> [Exercise aim]: Print the records below exactly as they appear.

********

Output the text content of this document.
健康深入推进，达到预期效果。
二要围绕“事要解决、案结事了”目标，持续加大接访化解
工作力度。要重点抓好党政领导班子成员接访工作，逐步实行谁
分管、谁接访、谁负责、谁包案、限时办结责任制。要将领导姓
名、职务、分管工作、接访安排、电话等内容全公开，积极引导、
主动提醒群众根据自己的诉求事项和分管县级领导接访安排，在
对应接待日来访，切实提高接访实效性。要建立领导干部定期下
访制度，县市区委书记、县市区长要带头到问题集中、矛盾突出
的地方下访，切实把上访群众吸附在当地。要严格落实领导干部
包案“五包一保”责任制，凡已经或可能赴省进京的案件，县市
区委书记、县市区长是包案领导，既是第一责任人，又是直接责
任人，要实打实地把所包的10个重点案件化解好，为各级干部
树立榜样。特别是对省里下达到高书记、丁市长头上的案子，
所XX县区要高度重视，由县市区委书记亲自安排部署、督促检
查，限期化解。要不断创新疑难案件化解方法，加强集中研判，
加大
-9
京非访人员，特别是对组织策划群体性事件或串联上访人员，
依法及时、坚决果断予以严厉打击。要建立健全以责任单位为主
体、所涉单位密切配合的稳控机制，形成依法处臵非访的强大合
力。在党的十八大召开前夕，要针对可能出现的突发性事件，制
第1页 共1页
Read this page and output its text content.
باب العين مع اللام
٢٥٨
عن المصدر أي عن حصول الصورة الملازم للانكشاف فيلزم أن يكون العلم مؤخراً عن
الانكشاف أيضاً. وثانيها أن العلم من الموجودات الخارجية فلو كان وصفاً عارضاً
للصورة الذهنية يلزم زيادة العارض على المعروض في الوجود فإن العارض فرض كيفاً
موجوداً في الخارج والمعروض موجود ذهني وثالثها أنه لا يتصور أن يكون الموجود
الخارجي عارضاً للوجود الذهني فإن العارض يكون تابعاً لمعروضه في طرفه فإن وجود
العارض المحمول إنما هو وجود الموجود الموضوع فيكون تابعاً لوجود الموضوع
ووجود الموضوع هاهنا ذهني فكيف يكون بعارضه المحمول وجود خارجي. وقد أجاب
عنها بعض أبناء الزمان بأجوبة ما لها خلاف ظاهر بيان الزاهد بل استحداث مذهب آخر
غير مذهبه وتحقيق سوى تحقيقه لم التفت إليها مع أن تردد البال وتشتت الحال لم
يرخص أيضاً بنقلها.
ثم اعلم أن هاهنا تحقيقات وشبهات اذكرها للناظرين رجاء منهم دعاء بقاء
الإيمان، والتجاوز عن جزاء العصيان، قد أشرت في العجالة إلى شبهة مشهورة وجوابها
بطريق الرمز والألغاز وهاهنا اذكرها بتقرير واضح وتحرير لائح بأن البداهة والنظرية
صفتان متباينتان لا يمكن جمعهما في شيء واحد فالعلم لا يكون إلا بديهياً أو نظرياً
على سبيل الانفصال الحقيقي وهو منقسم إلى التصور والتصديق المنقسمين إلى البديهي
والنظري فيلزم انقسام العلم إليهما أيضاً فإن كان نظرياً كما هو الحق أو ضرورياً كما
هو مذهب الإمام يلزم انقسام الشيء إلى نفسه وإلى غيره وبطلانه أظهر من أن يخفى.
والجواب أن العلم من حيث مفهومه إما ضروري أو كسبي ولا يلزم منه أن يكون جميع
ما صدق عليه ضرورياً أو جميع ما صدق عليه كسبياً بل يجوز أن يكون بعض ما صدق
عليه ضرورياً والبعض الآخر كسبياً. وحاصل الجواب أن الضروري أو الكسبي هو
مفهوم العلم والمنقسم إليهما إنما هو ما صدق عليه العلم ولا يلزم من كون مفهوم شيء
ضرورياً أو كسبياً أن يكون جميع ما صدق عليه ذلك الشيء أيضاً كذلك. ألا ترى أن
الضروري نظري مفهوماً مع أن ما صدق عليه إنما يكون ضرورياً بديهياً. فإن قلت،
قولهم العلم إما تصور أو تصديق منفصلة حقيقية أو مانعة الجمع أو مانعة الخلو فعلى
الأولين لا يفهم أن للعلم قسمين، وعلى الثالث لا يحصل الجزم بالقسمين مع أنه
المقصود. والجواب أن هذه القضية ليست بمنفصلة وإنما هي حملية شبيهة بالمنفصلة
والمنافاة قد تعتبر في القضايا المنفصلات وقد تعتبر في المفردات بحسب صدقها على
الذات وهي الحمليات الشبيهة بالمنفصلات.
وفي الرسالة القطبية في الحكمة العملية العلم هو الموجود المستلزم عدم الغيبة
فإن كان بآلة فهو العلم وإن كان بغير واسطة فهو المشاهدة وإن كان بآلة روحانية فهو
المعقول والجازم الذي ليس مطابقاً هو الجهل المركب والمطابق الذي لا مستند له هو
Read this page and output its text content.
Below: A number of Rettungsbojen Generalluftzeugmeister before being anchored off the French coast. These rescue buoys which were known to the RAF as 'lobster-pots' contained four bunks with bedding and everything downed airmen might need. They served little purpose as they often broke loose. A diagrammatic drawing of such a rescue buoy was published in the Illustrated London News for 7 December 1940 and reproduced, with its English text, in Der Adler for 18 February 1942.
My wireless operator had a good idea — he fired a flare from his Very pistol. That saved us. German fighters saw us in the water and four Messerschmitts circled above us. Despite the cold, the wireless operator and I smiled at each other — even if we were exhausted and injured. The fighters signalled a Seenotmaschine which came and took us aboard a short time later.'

********

> [Response below]:
Output the text content of this document.
健康深入推进，达到预期效果。
二要围绕“事要解决、案结事了”目标，持续加大接访化解
工作力度。要重点抓好党政领导班子成员接访工作，逐步实行谁
分管、谁接访、谁负责、谁包案、限时办结责任制。要将领导姓
名、职务、分管工作、接访安排、电话等内容全公开，积极引导、
主动提醒群众根据自己的诉求事项和分管县级领导接访安排，在
对应接待日来访，切实提高接访实效性。要建立领导干部定期下
访制度，县市区委书记、县市区长要带头到问题集中、矛盾突出
的地方下访，切实把上访群众吸附在当地。要严格落实领导干部
包案“五包一保”责任制，凡已经或可能赴省进京的案件，县市
区委书记、县市区长是包案领导，既是第一责任人，又是直接责
任人，要实打实地把所包的10个重点案件化解好，为各级干部
树立榜样。特别是对省里下达到高书记、丁市长头上的案子，
所XX县区要高度重视，由县市区委书记亲自安排部署、督促检
查，限期化解。要不断创新疑难案件化解方法，加强集中研判，
加大
-9
京非访人员，特别是对组织策划群体性事件或串联上访人员，
依法及时、坚决果断予以严厉打击。要建立健全以责任单位为主
体、所涉单位密切配合的稳控机制，形成依法处臵非访的强大合
力。在党的十八大召开前夕，要针对可能出现的突发性事件，制
第1页 共1页
Read this page and output its text content.
باب العين مع اللام
٢٥٨
عن المصدر أي عن حصول الصورة الملازم للانكشاف فيلزم أن يكون العلم مؤخراً عن
الانكشاف أيضاً. وثانيها أن العلم من الموجودات الخارجية فلو كان وصفاً عارضاً
للصورة الذهنية يلزم زيادة العارض على المعروض في الوجود فإن العارض فرض كيفاً
موجوداً في الخارج والمعروض موجود ذهني وثالثها أنه لا يتصور أن يكون الموجود
الخارجي عارضاً للوجود الذهني فإن العارض يكون تابعاً لمعروضه في طرفه فإن وجود
العارض المحمول إنما هو وجود الموجود الموضوع فيكون تابعاً لوجود الموضوع
ووجود الموضوع هاهنا ذهني فكيف يكون بعارضه المحمول وجود خارجي. وقد أجاب
عنها بعض أبناء الزمان بأجوبة ما لها خلاف ظاهر بيان الزاهد بل استحداث مذهب آخر
غير مذهبه وتحقيق سوى تحقيقه لم التفت إليها مع أن تردد البال وتشتت الحال لم
يرخص أيضاً بنقلها.
ثم اعلم أن هاهنا تحقيقات وشبهات اذكرها للناظرين رجاء منهم دعاء بقاء
الإيمان، والتجاوز عن جزاء العصيان، قد أشرت في العجالة إلى شبهة مشهورة وجوابها
بطريق الرمز والألغاز وهاهنا اذكرها بتقرير واضح وتحرير لائح بأن البداهة والنظرية
صفتان متباينتان لا يمكن جمعهما في شيء واحد فالعلم لا يكون إلا بديهياً أو نظرياً
على سبيل الانفصال الحقيقي وهو منقسم إلى التصور والتصديق المنقسمين إلى البديهي
والنظري فيلزم انقسام العلم إليهما أيضاً فإن كان نظرياً كما هو الحق أو ضرورياً كما
هو مذهب الإمام يلزم انقسام الشيء إلى نفسه وإلى غيره وبطلانه أظهر من أن يخفى.
والجواب أن العلم من حيث مفهومه إما ضروري أو كسبي ولا يلزم منه أن يكون جميع
ما صدق عليه ضرورياً أو جميع ما صدق عليه كسبياً بل يجوز أن يكون بعض ما صدق
عليه ضرورياً والبعض الآخر كسبياً. وحاصل الجواب أن الضروري أو الكسبي هو
مفهوم العلم والمنقسم إليهما إنما هو ما صدق عليه العلم ولا يلزم من كون مفهوم شيء
ضرورياً أو كسبياً أن يكون جميع ما صدق عليه ذلك الشيء أيضاً كذلك. ألا ترى أن
الضروري نظري مفهوماً مع أن ما صدق عليه إنما يكون ضرورياً بديهياً. فإن قلت،
قولهم العلم إما تصور أو تصديق منفصلة حقيقية أو مانعة الجمع أو مانعة الخلو فعلى
الأولين لا يفهم أن للعلم قسمين، وعلى الثالث لا يحصل الجزم بالقسمين مع أنه
المقصود. والجواب أن هذه القضية ليست بمنفصلة وإنما هي حملية شبيهة بالمنفصلة
والمنافاة قد تعتبر في القضايا المنفصلات وقد تعتبر في المفردات بحسب صدقها على
الذات وهي الحمليات الشبيهة بالمنفصلات.
وفي الرسالة القطبية في الحكمة العملية العلم هو الموجود المستلزم عدم الغيبة
فإن كان بآلة فهو العلم وإن كان بغير واسطة فهو المشاهدة وإن كان بآلة روحانية فهو
المعقول والجازم الذي ليس مطابقاً هو الجهل المركب والمطابق الذي لا مستند له هو
Read this page and output its text content.
Below: A number of Rettungsbojen Generalluftzeugmeister before being anchored off the French coast. These rescue buoys which were known to the RAF as 'lobster-pots' contained four bunks with bedding and everything downed airmen might need. They served little purpose as they often broke loose. A diagrammatic drawing of such a rescue buoy was published in the Illustrated London News for 7 December 1940 and reproduced, with its English text, in Der Adler for 18 February 1942.
My wireless operator had a good idea — he fired a flare from his Very pistol. That saved us. German fighters saw us in the water and four Messerschmitts circled above us. Despite the cold, the wireless operator and I smiled at each other — even if we were exhausted and injured. The fighters signalled a Seenotmaschine which came and took us aboard a short time later.'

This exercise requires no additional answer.